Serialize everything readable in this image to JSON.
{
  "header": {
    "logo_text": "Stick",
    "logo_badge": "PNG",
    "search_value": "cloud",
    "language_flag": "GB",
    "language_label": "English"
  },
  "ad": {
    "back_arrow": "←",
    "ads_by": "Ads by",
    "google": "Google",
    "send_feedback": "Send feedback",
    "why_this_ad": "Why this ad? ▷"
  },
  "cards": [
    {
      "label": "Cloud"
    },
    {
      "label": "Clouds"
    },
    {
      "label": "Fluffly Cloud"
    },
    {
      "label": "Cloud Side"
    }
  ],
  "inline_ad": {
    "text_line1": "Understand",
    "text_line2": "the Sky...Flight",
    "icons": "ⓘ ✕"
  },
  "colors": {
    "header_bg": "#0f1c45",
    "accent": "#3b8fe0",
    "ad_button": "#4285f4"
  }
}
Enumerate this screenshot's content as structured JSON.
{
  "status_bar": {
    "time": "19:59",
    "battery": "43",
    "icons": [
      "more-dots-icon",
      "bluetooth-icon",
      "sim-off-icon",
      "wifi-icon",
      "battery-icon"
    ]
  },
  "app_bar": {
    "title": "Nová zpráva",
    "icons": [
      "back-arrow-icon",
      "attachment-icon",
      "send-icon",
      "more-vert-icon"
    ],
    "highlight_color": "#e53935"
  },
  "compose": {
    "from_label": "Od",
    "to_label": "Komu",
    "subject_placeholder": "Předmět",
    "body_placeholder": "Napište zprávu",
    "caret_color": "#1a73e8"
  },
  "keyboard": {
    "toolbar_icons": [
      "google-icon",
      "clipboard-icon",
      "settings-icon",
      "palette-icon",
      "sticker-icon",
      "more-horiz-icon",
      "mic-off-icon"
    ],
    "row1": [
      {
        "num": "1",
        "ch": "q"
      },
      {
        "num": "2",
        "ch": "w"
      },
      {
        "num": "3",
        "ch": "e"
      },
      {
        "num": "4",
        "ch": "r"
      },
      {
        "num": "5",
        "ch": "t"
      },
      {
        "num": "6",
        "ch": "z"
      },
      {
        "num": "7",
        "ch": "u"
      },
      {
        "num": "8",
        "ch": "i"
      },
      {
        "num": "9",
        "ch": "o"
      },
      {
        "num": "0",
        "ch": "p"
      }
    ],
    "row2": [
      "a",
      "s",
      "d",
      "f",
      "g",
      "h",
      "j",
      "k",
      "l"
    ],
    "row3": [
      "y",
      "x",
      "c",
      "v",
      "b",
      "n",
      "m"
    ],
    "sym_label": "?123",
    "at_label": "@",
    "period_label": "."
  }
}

» **EXERCISE PROMPT**: Would you give the material above again, complete and exact?

» **TASK OUTPUT**:
Serialize everything readable in this image to JSON.
{
  "header": {
    "logo_text": "Stick",
    "logo_badge": "PNG",
    "search_value": "cloud",
    "language_flag": "GB",
    "language_label": "English"
  },
  "ad": {
    "back_arrow": "←",
    "ads_by": "Ads by",
    "google": "Google",
    "send_feedback": "Send feedback",
    "why_this_ad": "Why this ad? ▷"
  },
  "cards": [
    {
      "label": "Cloud"
    },
    {
      "label": "Clouds"
    },
    {
      "label": "Fluffly Cloud"
    },
    {
      "label": "Cloud Side"
    }
  ],
  "inline_ad": {
    "text_line1": "Understand",
    "text_line2": "the Sky...Flight",
    "icons": "ⓘ ✕"
  },
  "colors": {
    "header_bg": "#0f1c45",
    "accent": "#3b8fe0",
    "ad_button": "#4285f4"
  }
}
Enumerate this screenshot's content as structured JSON.
{
  "status_bar": {
    "time": "19:59",
    "battery": "43",
    "icons": [
      "more-dots-icon",
      "bluetooth-icon",
      "sim-off-icon",
      "wifi-icon",
      "battery-icon"
    ]
  },
  "app_bar": {
    "title": "Nová zpráva",
    "icons": [
      "back-arrow-icon",
      "attachment-icon",
      "send-icon",
      "more-vert-icon"
    ],
    "highlight_color": "#e53935"
  },
  "compose": {
    "from_label": "Od",
    "to_label": "Komu",
    "subject_placeholder": "Předmět",
    "body_placeholder": "Napište zprávu",
    "caret_color": "#1a73e8"
  },
  "keyboard": {
    "toolbar_icons": [
      "google-icon",
      "clipboard-icon",
      "settings-icon",
      "palette-icon",
      "sticker-icon",
      "more-horiz-icon",
      "mic-off-icon"
    ],
    "row1": [
      {
        "num": "1",
        "ch": "q"
      },
      {
        "num": "2",
        "ch": "w"
      },
      {
        "num": "3",
        "ch": "e"
      },
      {
        "num": "4",
        "ch": "r"
      },
      {
        "num": "5",
        "ch": "t"
      },
      {
        "num": "6",
        "ch": "z"
      },
      {
        "num": "7",
        "ch": "u"
      },
      {
        "num": "8",
        "ch": "i"
      },
      {
        "num": "9",
        "ch": "o"
      },
      {
        "num": "0",
        "ch": "p"
      }
    ],
    "row2": [
      "a",
      "s",
      "d",
      "f",
      "g",
      "h",
      "j",
      "k",
      "l"
    ],
    "row3": [
      "y",
      "x",
      "c",
      "v",
      "b",
      "n",
      "m"
    ],
    "sym_label": "?123",
    "at_label": "@",
    "period_label": "."
  }
}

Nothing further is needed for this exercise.